-- Begin DATASET --

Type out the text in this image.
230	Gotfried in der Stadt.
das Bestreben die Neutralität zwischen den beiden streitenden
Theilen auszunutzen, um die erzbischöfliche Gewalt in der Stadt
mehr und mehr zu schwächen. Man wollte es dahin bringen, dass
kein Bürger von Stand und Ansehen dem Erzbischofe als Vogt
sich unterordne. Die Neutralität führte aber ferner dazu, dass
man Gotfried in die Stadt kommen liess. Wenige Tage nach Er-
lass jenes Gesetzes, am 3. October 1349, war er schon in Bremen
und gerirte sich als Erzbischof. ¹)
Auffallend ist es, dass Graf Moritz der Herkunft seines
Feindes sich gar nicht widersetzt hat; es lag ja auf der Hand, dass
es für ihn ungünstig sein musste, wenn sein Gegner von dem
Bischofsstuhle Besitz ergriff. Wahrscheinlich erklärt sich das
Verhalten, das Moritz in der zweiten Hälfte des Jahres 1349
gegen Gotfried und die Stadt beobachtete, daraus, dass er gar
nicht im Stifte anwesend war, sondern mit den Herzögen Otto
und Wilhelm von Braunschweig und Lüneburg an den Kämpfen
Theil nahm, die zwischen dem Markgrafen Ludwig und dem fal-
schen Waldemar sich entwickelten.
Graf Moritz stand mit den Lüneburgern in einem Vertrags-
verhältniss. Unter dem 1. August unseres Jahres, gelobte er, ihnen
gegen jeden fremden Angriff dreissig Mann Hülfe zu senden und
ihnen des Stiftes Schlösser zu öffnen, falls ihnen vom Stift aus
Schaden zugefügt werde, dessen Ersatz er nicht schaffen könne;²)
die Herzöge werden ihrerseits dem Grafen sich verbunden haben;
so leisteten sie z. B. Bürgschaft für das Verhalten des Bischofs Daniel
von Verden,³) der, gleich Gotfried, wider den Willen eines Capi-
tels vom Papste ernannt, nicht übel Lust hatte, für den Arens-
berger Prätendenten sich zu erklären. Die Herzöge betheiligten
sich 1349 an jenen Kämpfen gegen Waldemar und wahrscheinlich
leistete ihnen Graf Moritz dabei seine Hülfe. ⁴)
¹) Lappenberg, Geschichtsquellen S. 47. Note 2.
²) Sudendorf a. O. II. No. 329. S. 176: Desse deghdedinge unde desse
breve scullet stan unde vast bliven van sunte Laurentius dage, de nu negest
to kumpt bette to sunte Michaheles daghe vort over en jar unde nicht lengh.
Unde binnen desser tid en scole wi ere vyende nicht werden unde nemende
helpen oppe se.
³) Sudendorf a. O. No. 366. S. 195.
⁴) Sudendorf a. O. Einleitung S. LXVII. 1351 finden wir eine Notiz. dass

-- End DATASET --

Write out every line of the material again, exactly as it reads.

Type out the text in this image.
230	Gotfried in der Stadt.
das Bestreben die Neutralität zwischen den beiden streitenden
Theilen auszunutzen, um die erzbischöfliche Gewalt in der Stadt
mehr und mehr zu schwächen. Man wollte es dahin bringen, dass
kein Bürger von Stand und Ansehen dem Erzbischofe als Vogt
sich unterordne. Die Neutralität führte aber ferner dazu, dass
man Gotfried in die Stadt kommen liess. Wenige Tage nach Er-
lass jenes Gesetzes, am 3. October 1349, war er schon in Bremen
und gerirte sich als Erzbischof. ¹)
Auffallend ist es, dass Graf Moritz der Herkunft seines
Feindes sich gar nicht widersetzt hat; es lag ja auf der Hand, dass
es für ihn ungünstig sein musste, wenn sein Gegner von dem
Bischofsstuhle Besitz ergriff. Wahrscheinlich erklärt sich das
Verhalten, das Moritz in der zweiten Hälfte des Jahres 1349
gegen Gotfried und die Stadt beobachtete, daraus, dass er gar
nicht im Stifte anwesend war, sondern mit den Herzögen Otto
und Wilhelm von Braunschweig und Lüneburg an den Kämpfen
Theil nahm, die zwischen dem Markgrafen Ludwig und dem fal-
schen Waldemar sich entwickelten.
Graf Moritz stand mit den Lüneburgern in einem Vertrags-
verhältniss. Unter dem 1. August unseres Jahres, gelobte er, ihnen
gegen jeden fremden Angriff dreissig Mann Hülfe zu senden und
ihnen des Stiftes Schlösser zu öffnen, falls ihnen vom Stift aus
Schaden zugefügt werde, dessen Ersatz er nicht schaffen könne;²)
die Herzöge werden ihrerseits dem Grafen sich verbunden haben;
so leisteten sie z. B. Bürgschaft für das Verhalten des Bischofs Daniel
von Verden,³) der, gleich Gotfried, wider den Willen eines Capi-
tels vom Papste ernannt, nicht übel Lust hatte, für den Arens-
berger Prätendenten sich zu erklären. Die Herzöge betheiligten
sich 1349 an jenen Kämpfen gegen Waldemar und wahrscheinlich
leistete ihnen Graf Moritz dabei seine Hülfe. ⁴)
¹) Lappenberg, Geschichtsquellen S. 47. Note 2.
²) Sudendorf a. O. II. No. 329. S. 176: Desse deghdedinge unde desse
breve scullet stan unde vast bliven van sunte Laurentius dage, de nu negest
to kumpt bette to sunte Michaheles daghe vort over en jar unde nicht lengh.
Unde binnen desser tid en scole wi ere vyende nicht werden unde nemende
helpen oppe se.
³) Sudendorf a. O. No. 366. S. 195.
⁴) Sudendorf a. O. Einleitung S. LXVII. 1351 finden wir eine Notiz. dass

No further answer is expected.